> _What is being asked_
Reproduce the listing below verbatim.

> _Exercise material_
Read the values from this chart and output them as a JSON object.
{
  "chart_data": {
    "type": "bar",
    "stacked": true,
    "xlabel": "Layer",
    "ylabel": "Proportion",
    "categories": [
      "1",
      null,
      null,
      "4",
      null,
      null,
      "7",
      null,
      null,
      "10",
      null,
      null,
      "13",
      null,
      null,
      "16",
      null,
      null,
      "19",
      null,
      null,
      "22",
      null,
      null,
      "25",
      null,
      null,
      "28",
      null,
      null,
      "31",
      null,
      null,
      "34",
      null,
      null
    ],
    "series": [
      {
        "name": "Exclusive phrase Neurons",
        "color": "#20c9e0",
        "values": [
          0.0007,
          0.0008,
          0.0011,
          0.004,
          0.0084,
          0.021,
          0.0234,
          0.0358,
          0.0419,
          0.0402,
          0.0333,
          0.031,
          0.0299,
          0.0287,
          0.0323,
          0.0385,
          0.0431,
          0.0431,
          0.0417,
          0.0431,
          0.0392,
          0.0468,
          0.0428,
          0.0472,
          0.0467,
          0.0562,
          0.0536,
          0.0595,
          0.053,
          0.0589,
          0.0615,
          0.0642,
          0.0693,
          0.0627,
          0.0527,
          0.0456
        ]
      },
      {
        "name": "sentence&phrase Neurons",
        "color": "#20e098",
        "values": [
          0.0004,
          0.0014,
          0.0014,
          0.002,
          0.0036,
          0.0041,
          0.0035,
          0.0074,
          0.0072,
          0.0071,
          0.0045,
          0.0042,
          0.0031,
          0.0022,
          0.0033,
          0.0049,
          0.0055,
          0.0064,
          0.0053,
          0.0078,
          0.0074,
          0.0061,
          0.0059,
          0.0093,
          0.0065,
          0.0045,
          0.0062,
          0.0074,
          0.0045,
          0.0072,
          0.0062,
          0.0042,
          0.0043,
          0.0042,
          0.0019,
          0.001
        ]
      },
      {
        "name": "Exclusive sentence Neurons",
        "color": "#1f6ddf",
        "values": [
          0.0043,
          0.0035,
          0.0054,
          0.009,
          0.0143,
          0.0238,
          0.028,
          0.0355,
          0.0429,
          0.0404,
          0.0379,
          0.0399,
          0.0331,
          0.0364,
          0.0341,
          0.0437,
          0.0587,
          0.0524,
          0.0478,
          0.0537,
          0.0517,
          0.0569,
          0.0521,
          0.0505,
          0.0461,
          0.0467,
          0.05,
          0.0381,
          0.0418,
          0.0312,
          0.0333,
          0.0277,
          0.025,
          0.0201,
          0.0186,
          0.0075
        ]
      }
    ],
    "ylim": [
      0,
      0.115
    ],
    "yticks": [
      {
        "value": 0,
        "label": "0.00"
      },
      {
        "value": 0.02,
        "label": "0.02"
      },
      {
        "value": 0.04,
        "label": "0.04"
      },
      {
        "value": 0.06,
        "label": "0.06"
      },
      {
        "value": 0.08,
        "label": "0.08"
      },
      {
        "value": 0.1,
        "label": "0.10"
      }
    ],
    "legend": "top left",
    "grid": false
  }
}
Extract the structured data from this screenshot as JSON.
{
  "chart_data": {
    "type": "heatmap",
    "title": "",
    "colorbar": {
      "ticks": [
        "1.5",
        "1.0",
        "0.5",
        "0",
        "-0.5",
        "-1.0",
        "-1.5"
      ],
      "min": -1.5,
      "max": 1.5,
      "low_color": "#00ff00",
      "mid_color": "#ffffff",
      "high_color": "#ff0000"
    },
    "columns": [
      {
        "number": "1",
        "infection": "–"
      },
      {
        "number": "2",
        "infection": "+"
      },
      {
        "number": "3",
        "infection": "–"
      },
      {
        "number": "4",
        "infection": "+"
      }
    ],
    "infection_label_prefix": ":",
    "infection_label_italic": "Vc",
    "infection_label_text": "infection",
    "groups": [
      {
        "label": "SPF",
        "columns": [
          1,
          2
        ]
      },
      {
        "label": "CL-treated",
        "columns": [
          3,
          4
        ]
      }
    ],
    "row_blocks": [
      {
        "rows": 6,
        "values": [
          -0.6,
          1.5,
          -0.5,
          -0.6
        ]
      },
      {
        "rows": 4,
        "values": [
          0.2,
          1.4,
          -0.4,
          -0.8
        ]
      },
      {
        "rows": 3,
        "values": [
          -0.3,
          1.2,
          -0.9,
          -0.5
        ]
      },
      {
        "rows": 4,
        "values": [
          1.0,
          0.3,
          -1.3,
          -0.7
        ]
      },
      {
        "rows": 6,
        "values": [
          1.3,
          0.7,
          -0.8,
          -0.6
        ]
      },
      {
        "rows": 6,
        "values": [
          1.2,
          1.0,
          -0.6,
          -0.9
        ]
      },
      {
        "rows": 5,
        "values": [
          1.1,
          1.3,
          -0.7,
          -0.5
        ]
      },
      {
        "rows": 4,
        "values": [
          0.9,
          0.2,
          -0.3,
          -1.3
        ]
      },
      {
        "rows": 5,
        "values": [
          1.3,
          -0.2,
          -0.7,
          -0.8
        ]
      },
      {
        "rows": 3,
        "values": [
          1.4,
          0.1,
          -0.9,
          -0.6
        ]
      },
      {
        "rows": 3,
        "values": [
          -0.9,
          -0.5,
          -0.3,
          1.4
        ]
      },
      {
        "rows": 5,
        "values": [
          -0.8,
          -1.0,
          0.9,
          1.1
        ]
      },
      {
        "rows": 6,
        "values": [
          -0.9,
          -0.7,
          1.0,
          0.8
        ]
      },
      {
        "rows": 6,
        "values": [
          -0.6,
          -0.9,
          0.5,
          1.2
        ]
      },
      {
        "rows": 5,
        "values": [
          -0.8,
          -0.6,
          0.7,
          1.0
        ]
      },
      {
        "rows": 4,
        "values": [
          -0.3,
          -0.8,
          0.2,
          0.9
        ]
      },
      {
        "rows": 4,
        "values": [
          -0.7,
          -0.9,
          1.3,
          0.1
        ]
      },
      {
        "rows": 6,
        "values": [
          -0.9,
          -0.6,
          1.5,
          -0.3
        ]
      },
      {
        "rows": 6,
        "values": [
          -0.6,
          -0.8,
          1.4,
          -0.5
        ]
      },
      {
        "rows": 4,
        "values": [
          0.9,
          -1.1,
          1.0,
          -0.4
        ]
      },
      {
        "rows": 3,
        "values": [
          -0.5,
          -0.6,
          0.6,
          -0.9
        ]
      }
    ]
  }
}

> _Result below_
Read the values from this chart and output them as a JSON object.
{
  "chart_data": {
    "type": "bar",
    "stacked": true,
    "xlabel": "Layer",
    "ylabel": "Proportion",
    "categories": [
      "1",
      null,
      null,
      "4",
      null,
      null,
      "7",
      null,
      null,
      "10",
      null,
      null,
      "13",
      null,
      null,
      "16",
      null,
      null,
      "19",
      null,
      null,
      "22",
      null,
      null,
      "25",
      null,
      null,
      "28",
      null,
      null,
      "31",
      null,
      null,
      "34",
      null,
      null
    ],
    "series": [
      {
        "name": "Exclusive phrase Neurons",
        "color": "#20c9e0",
        "values": [
          0.0007,
          0.0008,
          0.0011,
          0.004,
          0.0084,
          0.021,
          0.0234,
          0.0358,
          0.0419,
          0.0402,
          0.0333,
          0.031,
          0.0299,
          0.0287,
          0.0323,
          0.0385,
          0.0431,
          0.0431,
          0.0417,
          0.0431,
          0.0392,
          0.0468,
          0.0428,
          0.0472,
          0.0467,
          0.0562,
          0.0536,
          0.0595,
          0.053,
          0.0589,
          0.0615,
          0.0642,
          0.0693,
          0.0627,
          0.0527,
          0.0456
        ]
      },
      {
        "name": "sentence&phrase Neurons",
        "color": "#20e098",
        "values": [
          0.0004,
          0.0014,
          0.0014,
          0.002,
          0.0036,
          0.0041,
          0.0035,
          0.0074,
          0.0072,
          0.0071,
          0.0045,
          0.0042,
          0.0031,
          0.0022,
          0.0033,
          0.0049,
          0.0055,
          0.0064,
          0.0053,
          0.0078,
          0.0074,
          0.0061,
          0.0059,
          0.0093,
          0.0065,
          0.0045,
          0.0062,
          0.0074,
          0.0045,
          0.0072,
          0.0062,
          0.0042,
          0.0043,
          0.0042,
          0.0019,
          0.001
        ]
      },
      {
        "name": "Exclusive sentence Neurons",
        "color": "#1f6ddf",
        "values": [
          0.0043,
          0.0035,
          0.0054,
          0.009,
          0.0143,
          0.0238,
          0.028,
          0.0355,
          0.0429,
          0.0404,
          0.0379,
          0.0399,
          0.0331,
          0.0364,
          0.0341,
          0.0437,
          0.0587,
          0.0524,
          0.0478,
          0.0537,
          0.0517,
          0.0569,
          0.0521,
          0.0505,
          0.0461,
          0.0467,
          0.05,
          0.0381,
          0.0418,
          0.0312,
          0.0333,
          0.0277,
          0.025,
          0.0201,
          0.0186,
          0.0075
        ]
      }
    ],
    "ylim": [
      0,
      0.115
    ],
    "yticks": [
      {
        "value": 0,
        "label": "0.00"
      },
      {
        "value": 0.02,
        "label": "0.02"
      },
      {
        "value": 0.04,
        "label": "0.04"
      },
      {
        "value": 0.06,
        "label": "0.06"
      },
      {
        "value": 0.08,
        "label": "0.08"
      },
      {
        "value": 0.1,
        "label": "0.10"
      }
    ],
    "legend": "top left",
    "grid": false
  }
}
Extract the structured data from this screenshot as JSON.
{
  "chart_data": {
    "type": "heatmap",
    "title": "",
    "colorbar": {
      "ticks": [
        "1.5",
        "1.0",
        "0.5",
        "0",
        "-0.5",
        "-1.0",
        "-1.5"
      ],
      "min": -1.5,
      "max": 1.5,
      "low_color": "#00ff00",
      "mid_color": "#ffffff",
      "high_color": "#ff0000"
    },
    "columns": [
      {
        "number": "1",
        "infection": "–"
      },
      {
        "number": "2",
        "infection": "+"
      },
      {
        "number": "3",
        "infection": "–"
      },
      {
        "number": "4",
        "infection": "+"
      }
    ],
    "infection_label_prefix": ":",
    "infection_label_italic": "Vc",
    "infection_label_text": "infection",
    "groups": [
      {
        "label": "SPF",
        "columns": [
          1,
          2
        ]
      },
      {
        "label": "CL-treated",
        "columns": [
          3,
          4
        ]
      }
    ],
    "row_blocks": [
      {
        "rows": 6,
        "values": [
          -0.6,
          1.5,
          -0.5,
          -0.6
        ]
      },
      {
        "rows": 4,
        "values": [
          0.2,
          1.4,
          -0.4,
          -0.8
        ]
      },
      {
        "rows": 3,
        "values": [
          -0.3,
          1.2,
          -0.9,
          -0.5
        ]
      },
      {
        "rows": 4,
        "values": [
          1.0,
          0.3,
          -1.3,
          -0.7
        ]
      },
      {
        "rows": 6,
        "values": [
          1.3,
          0.7,
          -0.8,
          -0.6
        ]
      },
      {
        "rows": 6,
        "values": [
          1.2,
          1.0,
          -0.6,
          -0.9
        ]
      },
      {
        "rows": 5,
        "values": [
          1.1,
          1.3,
          -0.7,
          -0.5
        ]
      },
      {
        "rows": 4,
        "values": [
          0.9,
          0.2,
          -0.3,
          -1.3
        ]
      },
      {
        "rows": 5,
        "values": [
          1.3,
          -0.2,
          -0.7,
          -0.8
        ]
      },
      {
        "rows": 3,
        "values": [
          1.4,
          0.1,
          -0.9,
          -0.6
        ]
      },
      {
        "rows": 3,
        "values": [
          -0.9,
          -0.5,
          -0.3,
          1.4
        ]
      },
      {
        "rows": 5,
        "values": [
          -0.8,
          -1.0,
          0.9,
          1.1
        ]
      },
      {
        "rows": 6,
        "values": [
          -0.9,
          -0.7,
          1.0,
          0.8
        ]
      },
      {
        "rows": 6,
        "values": [
          -0.6,
          -0.9,
          0.5,
          1.2
        ]
      },
      {
        "rows": 5,
        "values": [
          -0.8,
          -0.6,
          0.7,
          1.0
        ]
      },
      {
        "rows": 4,
        "values": [
          -0.3,
          -0.8,
          0.2,
          0.9
        ]
      },
      {
        "rows": 4,
        "values": [
          -0.7,
          -0.9,
          1.3,
          0.1
        ]
      },
      {
        "rows": 6,
        "values": [
          -0.9,
          -0.6,
          1.5,
          -0.3
        ]
      },
      {
        "rows": 6,
        "values": [
          -0.6,
          -0.8,
          1.4,
          -0.5
        ]
      },
      {
        "rows": 4,
        "values": [
          0.9,
          -1.1,
          1.0,
          -0.4
        ]
      },
      {
        "rows": 3,
        "values": [
          -0.5,
          -0.6,
          0.6,
          -0.9
        ]
      }
    ]
  }
}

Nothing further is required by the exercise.